- [WORK TO DO]
Each entry must be given again exactly; images do not belong in the copy.

- [GIVEN DATA]

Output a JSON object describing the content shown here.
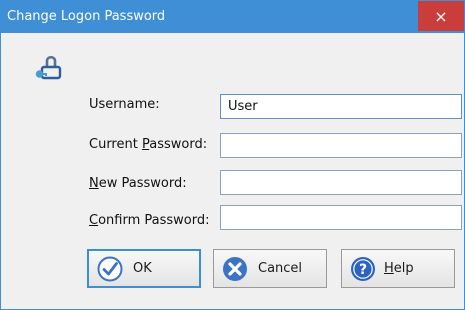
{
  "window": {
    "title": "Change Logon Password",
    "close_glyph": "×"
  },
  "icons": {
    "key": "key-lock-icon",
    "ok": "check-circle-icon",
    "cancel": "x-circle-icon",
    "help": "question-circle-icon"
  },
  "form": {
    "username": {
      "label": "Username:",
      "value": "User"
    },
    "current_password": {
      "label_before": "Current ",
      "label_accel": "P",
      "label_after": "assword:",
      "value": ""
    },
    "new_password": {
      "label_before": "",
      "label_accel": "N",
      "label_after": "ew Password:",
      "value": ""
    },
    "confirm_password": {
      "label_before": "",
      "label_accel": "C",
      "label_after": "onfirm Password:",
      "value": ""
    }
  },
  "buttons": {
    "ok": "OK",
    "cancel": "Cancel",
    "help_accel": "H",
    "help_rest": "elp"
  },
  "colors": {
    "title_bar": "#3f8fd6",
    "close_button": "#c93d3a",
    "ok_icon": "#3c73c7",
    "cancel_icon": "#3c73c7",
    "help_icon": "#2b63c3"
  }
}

- [WORKED ANSWER]
Output a JSON object describing the content shown here.
{
  "window": {
    "title": "Change Logon Password",
    "close_glyph": "×"
  },
  "icons": {
    "key": "key-lock-icon",
    "ok": "check-circle-icon",
    "cancel": "x-circle-icon",
    "help": "question-circle-icon"
  },
  "form": {
    "username": {
      "label": "Username:",
      "value": "User"
    },
    "current_password": {
      "label_before": "Current ",
      "label_accel": "P",
      "label_after": "assword:",
      "value": ""
    },
    "new_password": {
      "label_before": "",
      "label_accel": "N",
      "label_after": "ew Password:",
      "value": ""
    },
    "confirm_password": {
      "label_before": "",
      "label_accel": "C",
      "label_after": "onfirm Password:",
      "value": ""
    }
  },
  "buttons": {
    "ok": "OK",
    "cancel": "Cancel",
    "help_accel": "H",
    "help_rest": "elp"
  },
  "colors": {
    "title_bar": "#3f8fd6",
    "close_button": "#c93d3a",
    "ok_icon": "#3c73c7",
    "cancel_icon": "#3c73c7",
    "help_icon": "#2b63c3"
  }
}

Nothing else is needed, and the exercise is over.